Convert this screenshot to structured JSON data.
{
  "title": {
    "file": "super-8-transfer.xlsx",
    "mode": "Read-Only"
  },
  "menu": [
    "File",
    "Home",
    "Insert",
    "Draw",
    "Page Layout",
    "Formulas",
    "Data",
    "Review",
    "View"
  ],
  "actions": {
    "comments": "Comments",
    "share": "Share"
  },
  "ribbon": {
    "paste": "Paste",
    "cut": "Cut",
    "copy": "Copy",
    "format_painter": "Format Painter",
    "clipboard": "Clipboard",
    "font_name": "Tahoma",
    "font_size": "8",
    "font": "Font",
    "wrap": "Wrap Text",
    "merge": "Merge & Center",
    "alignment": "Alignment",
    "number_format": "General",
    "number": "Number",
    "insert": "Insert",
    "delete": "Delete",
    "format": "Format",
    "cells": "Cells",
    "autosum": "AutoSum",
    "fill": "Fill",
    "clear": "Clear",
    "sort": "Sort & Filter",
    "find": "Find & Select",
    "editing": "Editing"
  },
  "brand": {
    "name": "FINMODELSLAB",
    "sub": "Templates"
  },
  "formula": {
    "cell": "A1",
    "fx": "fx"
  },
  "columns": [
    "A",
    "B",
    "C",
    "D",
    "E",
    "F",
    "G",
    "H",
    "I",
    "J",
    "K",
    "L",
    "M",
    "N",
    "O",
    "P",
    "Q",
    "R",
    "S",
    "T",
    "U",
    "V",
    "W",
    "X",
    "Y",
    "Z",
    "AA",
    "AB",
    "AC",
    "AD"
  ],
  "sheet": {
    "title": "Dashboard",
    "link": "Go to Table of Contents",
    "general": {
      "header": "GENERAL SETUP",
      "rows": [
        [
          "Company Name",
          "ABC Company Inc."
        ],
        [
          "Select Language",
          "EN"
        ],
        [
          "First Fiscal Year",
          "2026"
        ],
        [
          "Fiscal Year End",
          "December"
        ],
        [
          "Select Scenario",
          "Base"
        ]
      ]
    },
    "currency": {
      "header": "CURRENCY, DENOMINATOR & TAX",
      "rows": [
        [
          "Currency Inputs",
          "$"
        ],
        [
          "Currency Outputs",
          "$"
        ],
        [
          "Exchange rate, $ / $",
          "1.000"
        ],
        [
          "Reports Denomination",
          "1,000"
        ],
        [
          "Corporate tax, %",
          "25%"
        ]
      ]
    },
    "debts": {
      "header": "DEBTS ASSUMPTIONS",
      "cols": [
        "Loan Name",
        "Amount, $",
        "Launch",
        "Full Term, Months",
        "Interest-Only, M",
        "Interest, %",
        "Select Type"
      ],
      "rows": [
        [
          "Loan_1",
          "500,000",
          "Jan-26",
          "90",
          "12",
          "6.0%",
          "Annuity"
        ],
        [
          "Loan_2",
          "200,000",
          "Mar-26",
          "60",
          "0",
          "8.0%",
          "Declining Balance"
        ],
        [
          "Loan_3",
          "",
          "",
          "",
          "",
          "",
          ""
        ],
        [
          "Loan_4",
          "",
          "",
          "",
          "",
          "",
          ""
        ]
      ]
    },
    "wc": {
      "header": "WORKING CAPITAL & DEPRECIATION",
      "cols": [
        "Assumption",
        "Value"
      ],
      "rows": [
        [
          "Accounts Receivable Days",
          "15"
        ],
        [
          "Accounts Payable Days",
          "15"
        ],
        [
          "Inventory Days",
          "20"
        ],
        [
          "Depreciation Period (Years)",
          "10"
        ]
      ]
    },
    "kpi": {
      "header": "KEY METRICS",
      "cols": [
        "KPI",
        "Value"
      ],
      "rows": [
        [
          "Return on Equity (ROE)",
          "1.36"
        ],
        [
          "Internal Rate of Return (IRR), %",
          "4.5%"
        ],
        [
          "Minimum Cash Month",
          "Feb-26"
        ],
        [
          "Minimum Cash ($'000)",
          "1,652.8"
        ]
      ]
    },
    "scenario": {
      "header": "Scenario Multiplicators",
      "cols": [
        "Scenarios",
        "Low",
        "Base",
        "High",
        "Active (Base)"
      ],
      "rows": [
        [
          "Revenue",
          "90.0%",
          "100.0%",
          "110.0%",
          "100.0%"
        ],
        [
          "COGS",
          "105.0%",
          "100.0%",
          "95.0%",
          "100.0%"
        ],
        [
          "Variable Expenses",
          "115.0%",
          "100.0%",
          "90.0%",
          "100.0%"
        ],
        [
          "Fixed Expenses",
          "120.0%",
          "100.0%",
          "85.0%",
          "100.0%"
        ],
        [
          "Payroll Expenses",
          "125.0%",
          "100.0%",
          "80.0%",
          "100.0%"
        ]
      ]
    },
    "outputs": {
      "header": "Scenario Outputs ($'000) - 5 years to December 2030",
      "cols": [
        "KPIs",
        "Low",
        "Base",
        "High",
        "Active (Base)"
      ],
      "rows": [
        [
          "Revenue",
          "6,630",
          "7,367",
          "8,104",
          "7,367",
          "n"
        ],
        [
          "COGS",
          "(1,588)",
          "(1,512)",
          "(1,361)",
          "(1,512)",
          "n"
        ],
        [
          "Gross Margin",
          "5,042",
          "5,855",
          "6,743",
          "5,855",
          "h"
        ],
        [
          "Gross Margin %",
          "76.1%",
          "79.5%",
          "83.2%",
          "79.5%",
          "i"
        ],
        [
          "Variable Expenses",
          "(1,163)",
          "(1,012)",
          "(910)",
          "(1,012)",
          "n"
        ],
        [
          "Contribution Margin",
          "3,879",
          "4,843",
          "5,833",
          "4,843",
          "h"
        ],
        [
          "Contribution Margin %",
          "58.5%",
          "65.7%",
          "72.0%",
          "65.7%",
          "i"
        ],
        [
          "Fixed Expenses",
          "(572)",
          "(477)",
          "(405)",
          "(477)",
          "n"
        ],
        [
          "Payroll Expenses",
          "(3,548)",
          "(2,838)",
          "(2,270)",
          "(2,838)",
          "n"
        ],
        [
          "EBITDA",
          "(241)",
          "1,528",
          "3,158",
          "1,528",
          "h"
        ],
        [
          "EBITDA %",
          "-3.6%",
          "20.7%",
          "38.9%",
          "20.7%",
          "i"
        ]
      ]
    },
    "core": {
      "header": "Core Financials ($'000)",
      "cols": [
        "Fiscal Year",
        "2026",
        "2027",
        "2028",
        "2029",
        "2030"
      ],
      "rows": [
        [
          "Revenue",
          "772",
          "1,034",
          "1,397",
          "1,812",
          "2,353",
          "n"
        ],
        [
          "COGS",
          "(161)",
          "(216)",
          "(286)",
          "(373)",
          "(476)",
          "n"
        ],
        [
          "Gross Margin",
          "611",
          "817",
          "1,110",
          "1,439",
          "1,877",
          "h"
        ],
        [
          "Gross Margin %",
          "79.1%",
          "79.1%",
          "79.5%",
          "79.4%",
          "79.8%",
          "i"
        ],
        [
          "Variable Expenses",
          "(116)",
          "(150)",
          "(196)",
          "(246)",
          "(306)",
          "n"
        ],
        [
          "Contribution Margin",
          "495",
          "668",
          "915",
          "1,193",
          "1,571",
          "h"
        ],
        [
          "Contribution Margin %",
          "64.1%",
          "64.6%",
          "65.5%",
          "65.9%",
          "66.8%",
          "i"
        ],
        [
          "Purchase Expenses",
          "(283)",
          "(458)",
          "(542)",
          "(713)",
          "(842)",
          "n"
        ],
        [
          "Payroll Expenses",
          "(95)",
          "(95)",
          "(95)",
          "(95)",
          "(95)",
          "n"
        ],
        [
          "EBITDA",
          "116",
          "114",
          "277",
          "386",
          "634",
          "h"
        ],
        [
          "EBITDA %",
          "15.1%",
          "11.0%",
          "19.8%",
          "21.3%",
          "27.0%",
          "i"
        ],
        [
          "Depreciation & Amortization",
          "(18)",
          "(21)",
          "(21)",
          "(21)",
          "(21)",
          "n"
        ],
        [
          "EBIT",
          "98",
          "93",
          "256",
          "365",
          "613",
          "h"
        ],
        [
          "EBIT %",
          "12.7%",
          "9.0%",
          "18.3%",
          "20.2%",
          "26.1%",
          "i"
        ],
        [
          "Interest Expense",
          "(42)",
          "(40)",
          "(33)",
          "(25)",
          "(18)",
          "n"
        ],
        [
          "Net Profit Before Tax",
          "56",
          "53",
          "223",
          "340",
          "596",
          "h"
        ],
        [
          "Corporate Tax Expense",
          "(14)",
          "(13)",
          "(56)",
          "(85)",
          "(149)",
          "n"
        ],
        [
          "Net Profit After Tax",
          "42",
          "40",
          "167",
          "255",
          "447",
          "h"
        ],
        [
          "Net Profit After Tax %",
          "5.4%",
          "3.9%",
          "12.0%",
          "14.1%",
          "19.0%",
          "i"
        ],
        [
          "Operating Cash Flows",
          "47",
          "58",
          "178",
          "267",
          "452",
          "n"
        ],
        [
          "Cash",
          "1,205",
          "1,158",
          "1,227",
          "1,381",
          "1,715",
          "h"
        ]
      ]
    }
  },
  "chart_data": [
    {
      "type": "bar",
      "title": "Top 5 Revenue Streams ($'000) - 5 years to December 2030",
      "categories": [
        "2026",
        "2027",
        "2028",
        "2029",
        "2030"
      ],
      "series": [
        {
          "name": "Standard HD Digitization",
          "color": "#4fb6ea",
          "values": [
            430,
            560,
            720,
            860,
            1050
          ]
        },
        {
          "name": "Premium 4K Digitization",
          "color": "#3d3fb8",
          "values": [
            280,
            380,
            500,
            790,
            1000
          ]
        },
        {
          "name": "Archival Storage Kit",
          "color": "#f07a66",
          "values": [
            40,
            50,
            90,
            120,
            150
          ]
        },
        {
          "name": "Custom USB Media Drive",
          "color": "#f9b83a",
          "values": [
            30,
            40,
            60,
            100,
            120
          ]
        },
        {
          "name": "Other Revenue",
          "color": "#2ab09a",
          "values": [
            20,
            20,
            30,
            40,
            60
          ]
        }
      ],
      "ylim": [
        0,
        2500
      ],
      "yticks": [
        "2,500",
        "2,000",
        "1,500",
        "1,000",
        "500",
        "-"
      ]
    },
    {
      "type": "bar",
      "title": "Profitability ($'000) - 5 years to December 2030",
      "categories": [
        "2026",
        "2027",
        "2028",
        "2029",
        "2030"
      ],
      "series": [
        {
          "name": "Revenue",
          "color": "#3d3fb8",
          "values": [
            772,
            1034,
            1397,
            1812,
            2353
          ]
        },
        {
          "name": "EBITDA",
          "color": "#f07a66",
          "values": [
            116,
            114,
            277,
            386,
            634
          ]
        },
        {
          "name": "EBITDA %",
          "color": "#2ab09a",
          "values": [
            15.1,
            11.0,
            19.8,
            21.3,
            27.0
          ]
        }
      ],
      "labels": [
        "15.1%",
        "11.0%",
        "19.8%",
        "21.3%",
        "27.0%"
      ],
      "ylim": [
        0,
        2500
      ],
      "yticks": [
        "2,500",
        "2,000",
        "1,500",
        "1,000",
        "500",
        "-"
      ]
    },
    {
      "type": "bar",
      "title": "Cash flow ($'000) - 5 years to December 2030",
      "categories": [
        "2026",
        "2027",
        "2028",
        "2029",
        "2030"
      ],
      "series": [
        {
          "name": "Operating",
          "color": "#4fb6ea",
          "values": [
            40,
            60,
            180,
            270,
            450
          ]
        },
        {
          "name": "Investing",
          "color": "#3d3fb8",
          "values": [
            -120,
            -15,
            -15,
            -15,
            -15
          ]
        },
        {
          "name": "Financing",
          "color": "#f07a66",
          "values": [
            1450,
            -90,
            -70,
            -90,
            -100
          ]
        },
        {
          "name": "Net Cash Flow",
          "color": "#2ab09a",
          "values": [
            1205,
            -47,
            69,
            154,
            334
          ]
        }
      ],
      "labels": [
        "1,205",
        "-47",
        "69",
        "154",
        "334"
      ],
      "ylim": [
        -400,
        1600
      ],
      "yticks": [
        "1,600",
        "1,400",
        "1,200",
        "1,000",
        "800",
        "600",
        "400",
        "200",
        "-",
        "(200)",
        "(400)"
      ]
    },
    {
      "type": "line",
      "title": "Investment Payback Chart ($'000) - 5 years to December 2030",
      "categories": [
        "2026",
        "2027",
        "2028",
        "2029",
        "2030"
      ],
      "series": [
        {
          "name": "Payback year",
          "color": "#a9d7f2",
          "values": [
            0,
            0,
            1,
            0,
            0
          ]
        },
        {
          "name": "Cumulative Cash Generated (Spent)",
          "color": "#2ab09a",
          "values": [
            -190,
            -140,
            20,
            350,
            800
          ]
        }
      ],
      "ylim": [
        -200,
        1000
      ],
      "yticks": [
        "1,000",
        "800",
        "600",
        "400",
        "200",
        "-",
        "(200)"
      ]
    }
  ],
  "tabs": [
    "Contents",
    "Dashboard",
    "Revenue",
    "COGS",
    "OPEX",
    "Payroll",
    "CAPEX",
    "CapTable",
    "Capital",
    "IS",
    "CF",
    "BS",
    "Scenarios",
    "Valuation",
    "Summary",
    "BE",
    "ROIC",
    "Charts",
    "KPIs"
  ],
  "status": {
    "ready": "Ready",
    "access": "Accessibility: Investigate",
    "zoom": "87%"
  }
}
---
SET TASK: Pick out the lines above that hold the string "header" and show them.

REPLY TO THE TASK:
      "header": "GENERAL SETUP",
      "header": "CURRENCY, DENOMINATOR & TAX",
      "header": "DEBTS ASSUMPTIONS",
      "header": "WORKING CAPITAL & DEPRECIATION",
      "header": "KEY METRICS",
      "header": "Scenario Multiplicators",
      "header": "Scenario Outputs ($'000) - 5 years to December 2030",
      "header": "Core Financials ($'000)",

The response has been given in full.